* _Prompt_:
Search the material below for the string "very" and extract each line that has it.

* _Source material_:

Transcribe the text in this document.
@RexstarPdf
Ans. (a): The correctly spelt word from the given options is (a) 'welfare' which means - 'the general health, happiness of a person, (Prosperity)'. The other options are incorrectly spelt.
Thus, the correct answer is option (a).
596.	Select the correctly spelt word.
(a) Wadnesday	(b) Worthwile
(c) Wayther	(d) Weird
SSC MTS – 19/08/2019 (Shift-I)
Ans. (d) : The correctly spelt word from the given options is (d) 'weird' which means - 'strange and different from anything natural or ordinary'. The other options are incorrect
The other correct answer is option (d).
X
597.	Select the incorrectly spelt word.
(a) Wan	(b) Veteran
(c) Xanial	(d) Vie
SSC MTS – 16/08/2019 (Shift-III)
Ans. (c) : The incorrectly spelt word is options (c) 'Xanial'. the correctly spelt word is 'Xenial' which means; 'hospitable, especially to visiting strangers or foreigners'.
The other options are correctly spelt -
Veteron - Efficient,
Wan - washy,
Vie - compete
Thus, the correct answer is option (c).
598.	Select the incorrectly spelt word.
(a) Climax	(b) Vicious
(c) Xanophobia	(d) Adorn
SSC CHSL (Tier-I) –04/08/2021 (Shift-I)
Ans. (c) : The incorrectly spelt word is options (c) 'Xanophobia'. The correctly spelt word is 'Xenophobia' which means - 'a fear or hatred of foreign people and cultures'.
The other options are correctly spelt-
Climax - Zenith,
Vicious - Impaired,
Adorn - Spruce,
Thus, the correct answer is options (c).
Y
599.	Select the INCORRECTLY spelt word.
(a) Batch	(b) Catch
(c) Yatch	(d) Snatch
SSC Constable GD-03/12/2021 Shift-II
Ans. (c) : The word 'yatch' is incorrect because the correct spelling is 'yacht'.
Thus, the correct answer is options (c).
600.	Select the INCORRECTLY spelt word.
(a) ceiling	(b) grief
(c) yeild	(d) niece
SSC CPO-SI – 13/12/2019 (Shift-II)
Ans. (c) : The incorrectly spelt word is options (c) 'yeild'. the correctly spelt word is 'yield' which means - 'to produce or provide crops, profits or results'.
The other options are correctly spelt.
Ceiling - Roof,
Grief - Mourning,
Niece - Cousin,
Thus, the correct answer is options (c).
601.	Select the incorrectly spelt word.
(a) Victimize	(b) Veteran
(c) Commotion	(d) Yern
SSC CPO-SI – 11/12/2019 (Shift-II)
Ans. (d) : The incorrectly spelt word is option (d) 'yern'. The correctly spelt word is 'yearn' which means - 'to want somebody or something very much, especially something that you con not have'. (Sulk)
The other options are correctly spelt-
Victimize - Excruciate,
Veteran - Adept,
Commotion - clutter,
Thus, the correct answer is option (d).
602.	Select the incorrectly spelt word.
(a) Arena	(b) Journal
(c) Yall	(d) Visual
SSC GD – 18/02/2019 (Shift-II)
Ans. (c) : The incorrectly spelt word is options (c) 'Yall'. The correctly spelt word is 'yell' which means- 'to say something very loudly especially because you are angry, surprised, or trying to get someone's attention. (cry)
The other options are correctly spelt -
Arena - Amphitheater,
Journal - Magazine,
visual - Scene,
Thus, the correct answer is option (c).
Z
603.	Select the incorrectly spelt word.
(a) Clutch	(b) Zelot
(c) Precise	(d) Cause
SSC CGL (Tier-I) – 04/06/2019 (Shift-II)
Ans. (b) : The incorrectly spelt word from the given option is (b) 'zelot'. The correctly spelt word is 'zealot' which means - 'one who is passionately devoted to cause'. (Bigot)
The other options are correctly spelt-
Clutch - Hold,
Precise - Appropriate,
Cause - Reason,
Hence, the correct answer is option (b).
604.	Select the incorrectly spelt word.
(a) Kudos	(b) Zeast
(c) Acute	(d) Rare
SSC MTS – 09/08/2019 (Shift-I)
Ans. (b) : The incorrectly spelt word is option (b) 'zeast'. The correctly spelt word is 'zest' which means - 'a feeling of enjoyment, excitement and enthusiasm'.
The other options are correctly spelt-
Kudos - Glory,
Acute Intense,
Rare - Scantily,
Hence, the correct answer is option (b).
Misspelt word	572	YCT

* _Output for this task_:
Ans. (d) : The incorrectly spelt word is option (d) 'yern'. The correctly spelt word is 'yearn' which means - 'to want somebody or something very much, especially something that you con not have'. (Sulk)
Ans. (c) : The incorrectly spelt word is options (c) 'Yall'. The correctly spelt word is 'yell' which means- 'to say something very loudly especially because you are angry, surprised, or trying to get someone's attention. (cry)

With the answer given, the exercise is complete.